▶ Description of the task:
Copy out the data below verbatim.

▶ Material for this task:
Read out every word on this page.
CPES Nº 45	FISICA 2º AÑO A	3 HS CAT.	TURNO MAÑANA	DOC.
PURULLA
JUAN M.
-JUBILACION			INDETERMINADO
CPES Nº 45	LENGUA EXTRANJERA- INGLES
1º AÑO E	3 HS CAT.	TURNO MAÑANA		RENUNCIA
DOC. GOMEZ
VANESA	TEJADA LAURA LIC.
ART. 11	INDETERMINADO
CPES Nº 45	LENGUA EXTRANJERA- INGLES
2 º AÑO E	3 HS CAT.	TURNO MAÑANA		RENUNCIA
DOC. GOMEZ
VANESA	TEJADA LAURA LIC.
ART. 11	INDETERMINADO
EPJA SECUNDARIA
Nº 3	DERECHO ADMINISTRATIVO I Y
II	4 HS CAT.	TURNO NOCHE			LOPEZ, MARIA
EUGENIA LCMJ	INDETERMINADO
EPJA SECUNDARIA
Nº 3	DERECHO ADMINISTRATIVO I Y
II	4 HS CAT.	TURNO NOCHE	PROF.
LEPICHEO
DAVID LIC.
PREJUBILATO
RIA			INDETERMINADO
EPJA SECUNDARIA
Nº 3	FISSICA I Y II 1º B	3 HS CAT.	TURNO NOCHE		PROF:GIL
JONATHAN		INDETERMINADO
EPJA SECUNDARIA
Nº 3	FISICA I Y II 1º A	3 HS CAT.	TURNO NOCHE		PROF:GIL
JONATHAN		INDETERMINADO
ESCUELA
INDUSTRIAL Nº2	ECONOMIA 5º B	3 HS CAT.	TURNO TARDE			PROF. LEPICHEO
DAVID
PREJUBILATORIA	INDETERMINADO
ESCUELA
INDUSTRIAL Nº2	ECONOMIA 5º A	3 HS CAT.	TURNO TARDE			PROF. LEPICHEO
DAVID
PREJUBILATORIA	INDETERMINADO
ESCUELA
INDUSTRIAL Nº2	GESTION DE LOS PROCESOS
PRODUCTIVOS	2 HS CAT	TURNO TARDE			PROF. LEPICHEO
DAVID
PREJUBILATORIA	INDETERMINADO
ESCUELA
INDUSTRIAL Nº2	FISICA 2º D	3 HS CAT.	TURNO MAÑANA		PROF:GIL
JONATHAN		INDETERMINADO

▶ Answer to this exercise:
Read out every word on this page.
CPES Nº 45	FISICA 2º AÑO A	3 HS CAT.	TURNO MAÑANA	DOC.
PURULLA
JUAN M.
-JUBILACION			INDETERMINADO
CPES Nº 45	LENGUA EXTRANJERA- INGLES
1º AÑO E	3 HS CAT.	TURNO MAÑANA		RENUNCIA
DOC. GOMEZ
VANESA	TEJADA LAURA LIC.
ART. 11	INDETERMINADO
CPES Nº 45	LENGUA EXTRANJERA- INGLES
2 º AÑO E	3 HS CAT.	TURNO MAÑANA		RENUNCIA
DOC. GOMEZ
VANESA	TEJADA LAURA LIC.
ART. 11	INDETERMINADO
EPJA SECUNDARIA
Nº 3	DERECHO ADMINISTRATIVO I Y
II	4 HS CAT.	TURNO NOCHE			LOPEZ, MARIA
EUGENIA LCMJ	INDETERMINADO
EPJA SECUNDARIA
Nº 3	DERECHO ADMINISTRATIVO I Y
II	4 HS CAT.	TURNO NOCHE	PROF.
LEPICHEO
DAVID LIC.
PREJUBILATO
RIA			INDETERMINADO
EPJA SECUNDARIA
Nº 3	FISSICA I Y II 1º B	3 HS CAT.	TURNO NOCHE		PROF:GIL
JONATHAN		INDETERMINADO
EPJA SECUNDARIA
Nº 3	FISICA I Y II 1º A	3 HS CAT.	TURNO NOCHE		PROF:GIL
JONATHAN		INDETERMINADO
ESCUELA
INDUSTRIAL Nº2	ECONOMIA 5º B	3 HS CAT.	TURNO TARDE			PROF. LEPICHEO
DAVID
PREJUBILATORIA	INDETERMINADO
ESCUELA
INDUSTRIAL Nº2	ECONOMIA 5º A	3 HS CAT.	TURNO TARDE			PROF. LEPICHEO
DAVID
PREJUBILATORIA	INDETERMINADO
ESCUELA
INDUSTRIAL Nº2	GESTION DE LOS PROCESOS
PRODUCTIVOS	2 HS CAT	TURNO TARDE			PROF. LEPICHEO
DAVID
PREJUBILATORIA	INDETERMINADO
ESCUELA
INDUSTRIAL Nº2	FISICA 2º D	3 HS CAT.	TURNO MAÑANA		PROF:GIL
JONATHAN		INDETERMINADO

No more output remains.